[Recorded data]
◇ ◇ ◇ ◇
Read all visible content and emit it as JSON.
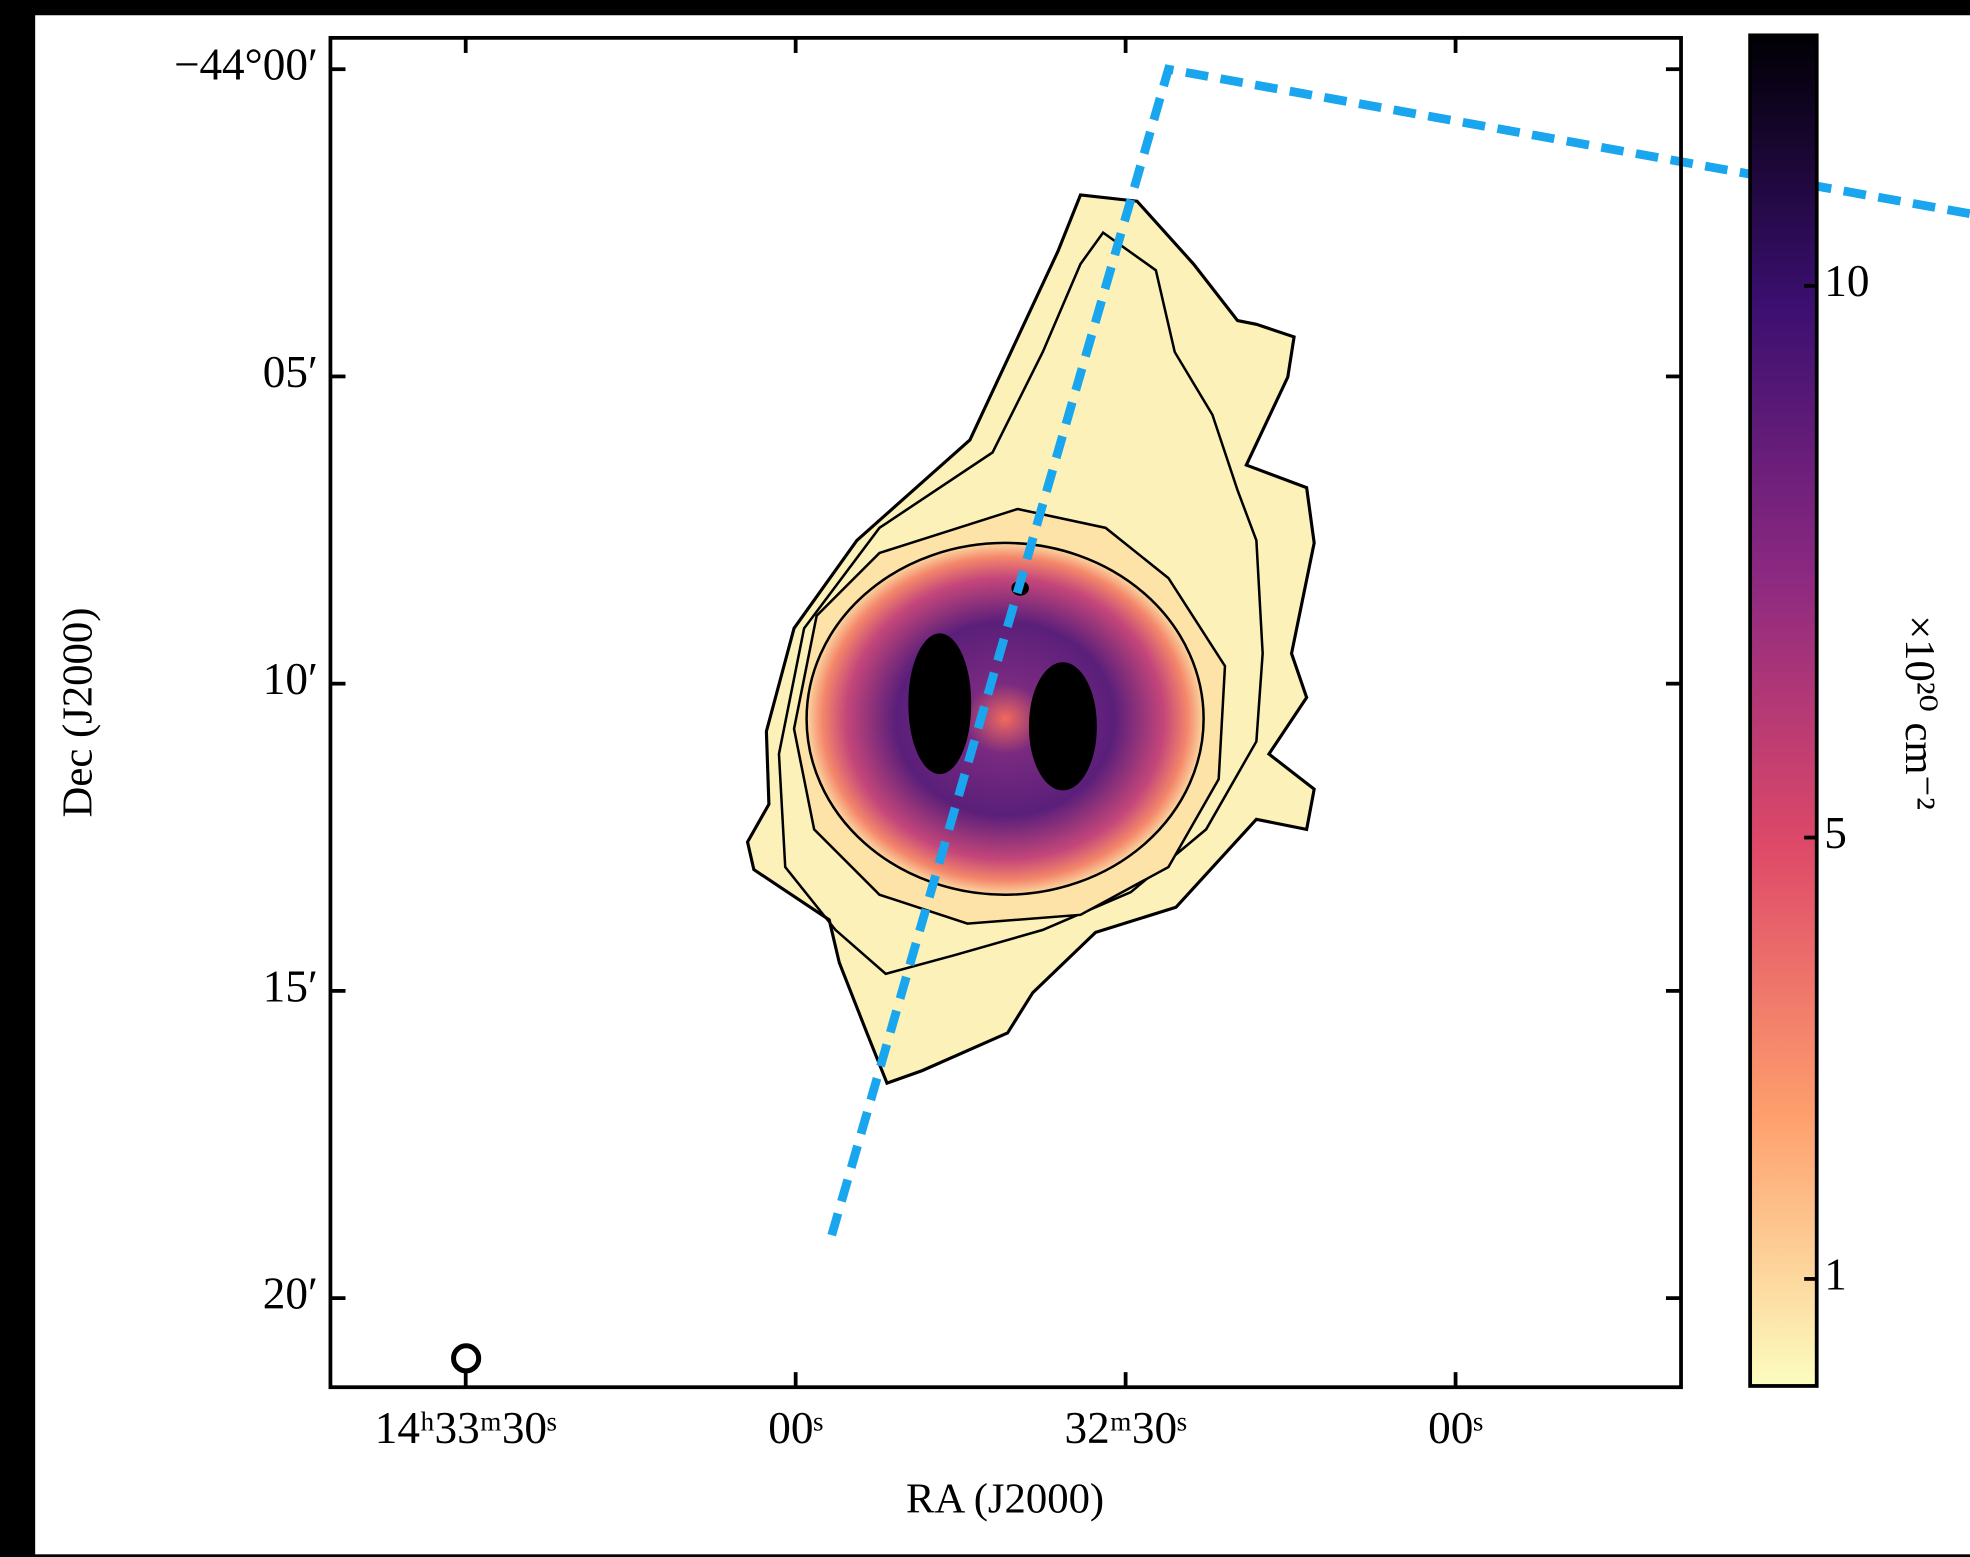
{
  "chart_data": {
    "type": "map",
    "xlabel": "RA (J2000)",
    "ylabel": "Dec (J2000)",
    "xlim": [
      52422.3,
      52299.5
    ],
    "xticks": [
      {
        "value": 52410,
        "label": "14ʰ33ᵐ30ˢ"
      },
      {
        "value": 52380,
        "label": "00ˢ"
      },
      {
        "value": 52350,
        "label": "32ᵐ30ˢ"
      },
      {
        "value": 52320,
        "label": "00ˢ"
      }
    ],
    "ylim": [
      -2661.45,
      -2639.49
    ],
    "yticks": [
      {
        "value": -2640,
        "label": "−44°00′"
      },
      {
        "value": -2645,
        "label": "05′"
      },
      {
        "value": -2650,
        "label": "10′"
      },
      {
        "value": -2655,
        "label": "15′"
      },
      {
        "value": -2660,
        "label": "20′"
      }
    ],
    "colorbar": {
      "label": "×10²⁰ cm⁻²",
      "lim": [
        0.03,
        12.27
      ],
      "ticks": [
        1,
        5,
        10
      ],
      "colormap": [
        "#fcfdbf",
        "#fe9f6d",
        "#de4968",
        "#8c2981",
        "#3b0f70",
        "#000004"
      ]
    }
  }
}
◇ ◇ ◇ ◇
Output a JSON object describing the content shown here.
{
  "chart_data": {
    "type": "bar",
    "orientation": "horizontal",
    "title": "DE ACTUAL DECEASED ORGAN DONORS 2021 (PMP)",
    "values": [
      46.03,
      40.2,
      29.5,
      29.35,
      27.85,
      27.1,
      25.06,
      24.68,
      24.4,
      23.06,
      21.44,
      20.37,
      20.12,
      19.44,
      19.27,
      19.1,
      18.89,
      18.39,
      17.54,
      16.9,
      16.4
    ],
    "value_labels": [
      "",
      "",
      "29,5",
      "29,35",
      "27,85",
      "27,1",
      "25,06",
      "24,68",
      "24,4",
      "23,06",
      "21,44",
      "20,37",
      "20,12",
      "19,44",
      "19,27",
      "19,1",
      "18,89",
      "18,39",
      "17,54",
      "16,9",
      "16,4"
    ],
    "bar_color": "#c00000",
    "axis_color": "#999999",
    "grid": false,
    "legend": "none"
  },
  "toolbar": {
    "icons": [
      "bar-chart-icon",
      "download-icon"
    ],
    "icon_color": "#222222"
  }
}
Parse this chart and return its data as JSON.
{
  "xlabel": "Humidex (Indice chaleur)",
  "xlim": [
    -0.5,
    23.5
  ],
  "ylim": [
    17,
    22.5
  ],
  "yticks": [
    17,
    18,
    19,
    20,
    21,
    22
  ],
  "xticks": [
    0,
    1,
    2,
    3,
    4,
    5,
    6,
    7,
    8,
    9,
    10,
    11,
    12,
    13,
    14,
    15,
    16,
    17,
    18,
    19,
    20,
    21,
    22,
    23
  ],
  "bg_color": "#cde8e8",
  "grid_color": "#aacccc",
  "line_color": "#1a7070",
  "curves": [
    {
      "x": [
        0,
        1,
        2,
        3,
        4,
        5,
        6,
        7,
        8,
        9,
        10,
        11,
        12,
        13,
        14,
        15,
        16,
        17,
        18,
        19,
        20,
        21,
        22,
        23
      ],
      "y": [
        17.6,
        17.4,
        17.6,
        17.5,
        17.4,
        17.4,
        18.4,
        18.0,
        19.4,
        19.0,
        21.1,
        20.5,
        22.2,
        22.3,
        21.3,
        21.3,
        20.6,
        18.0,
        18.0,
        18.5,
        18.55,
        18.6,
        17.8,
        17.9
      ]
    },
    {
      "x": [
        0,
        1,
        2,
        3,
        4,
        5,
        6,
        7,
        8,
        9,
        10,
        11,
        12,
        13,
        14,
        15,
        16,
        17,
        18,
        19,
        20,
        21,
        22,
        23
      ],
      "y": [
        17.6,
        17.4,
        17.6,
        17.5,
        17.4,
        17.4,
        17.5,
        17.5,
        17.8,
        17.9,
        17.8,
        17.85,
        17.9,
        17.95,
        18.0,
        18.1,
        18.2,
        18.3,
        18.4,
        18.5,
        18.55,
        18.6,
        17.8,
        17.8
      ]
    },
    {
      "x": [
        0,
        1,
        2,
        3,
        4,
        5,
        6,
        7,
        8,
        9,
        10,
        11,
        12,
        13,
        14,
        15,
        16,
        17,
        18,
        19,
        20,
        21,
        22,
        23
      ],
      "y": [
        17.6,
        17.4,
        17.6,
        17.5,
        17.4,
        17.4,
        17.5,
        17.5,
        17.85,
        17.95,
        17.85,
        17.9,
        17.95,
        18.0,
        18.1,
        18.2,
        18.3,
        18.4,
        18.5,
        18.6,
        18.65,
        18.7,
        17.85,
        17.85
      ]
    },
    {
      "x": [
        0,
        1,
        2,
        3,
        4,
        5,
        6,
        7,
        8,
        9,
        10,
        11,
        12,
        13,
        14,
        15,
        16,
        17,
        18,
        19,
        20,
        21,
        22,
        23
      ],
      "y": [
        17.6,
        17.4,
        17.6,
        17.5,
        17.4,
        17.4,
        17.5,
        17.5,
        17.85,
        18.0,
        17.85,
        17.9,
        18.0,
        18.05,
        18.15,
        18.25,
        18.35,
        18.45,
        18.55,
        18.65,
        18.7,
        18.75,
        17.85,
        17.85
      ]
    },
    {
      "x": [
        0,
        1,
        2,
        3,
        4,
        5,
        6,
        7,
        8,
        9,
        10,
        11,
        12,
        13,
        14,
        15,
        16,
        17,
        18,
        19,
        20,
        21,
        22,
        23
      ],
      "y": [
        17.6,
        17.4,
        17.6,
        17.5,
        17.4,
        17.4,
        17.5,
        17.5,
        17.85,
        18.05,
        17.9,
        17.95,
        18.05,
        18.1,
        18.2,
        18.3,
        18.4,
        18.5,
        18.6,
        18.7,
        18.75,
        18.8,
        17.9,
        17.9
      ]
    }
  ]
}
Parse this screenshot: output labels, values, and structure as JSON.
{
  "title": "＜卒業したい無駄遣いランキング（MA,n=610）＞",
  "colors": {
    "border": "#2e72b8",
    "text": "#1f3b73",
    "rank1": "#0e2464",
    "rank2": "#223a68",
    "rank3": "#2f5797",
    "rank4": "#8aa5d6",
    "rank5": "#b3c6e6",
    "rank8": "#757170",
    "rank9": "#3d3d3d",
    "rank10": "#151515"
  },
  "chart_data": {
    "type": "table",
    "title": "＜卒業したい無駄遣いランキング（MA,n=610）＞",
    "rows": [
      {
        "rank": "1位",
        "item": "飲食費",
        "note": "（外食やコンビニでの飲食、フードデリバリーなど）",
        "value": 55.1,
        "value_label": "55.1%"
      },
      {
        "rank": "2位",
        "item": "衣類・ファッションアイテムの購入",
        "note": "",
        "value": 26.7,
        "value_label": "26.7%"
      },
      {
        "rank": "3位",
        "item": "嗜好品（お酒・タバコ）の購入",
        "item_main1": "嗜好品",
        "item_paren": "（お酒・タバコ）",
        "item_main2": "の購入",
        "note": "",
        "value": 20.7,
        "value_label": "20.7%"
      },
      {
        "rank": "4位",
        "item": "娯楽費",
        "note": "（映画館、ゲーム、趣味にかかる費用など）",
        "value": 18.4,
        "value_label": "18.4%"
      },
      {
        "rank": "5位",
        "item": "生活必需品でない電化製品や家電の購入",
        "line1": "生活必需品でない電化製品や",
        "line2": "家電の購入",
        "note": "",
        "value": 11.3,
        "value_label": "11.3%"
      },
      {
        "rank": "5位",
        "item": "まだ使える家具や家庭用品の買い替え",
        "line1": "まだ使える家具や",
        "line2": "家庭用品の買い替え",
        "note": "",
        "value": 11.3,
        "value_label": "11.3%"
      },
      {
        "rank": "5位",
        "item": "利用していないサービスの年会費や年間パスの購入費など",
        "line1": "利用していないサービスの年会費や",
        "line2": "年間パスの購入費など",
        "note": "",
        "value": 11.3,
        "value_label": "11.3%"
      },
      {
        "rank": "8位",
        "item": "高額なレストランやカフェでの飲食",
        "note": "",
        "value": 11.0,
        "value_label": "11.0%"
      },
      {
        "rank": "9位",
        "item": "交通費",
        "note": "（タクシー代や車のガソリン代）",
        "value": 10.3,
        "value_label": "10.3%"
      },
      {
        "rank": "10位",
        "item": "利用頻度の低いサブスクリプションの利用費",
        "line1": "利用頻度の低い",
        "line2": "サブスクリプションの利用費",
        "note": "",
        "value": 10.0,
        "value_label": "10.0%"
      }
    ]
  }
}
◇ ◇ ◇ ◇
* [Description of the task]:
Filter the listing above for the string "JSON" and copy every matching line.

* [Solved problem]:
Read all visible content and emit it as JSON.
Output a JSON object describing the content shown here.
Parse this chart and return its data as JSON.
Parse this screenshot: output labels, values, and structure as JSON.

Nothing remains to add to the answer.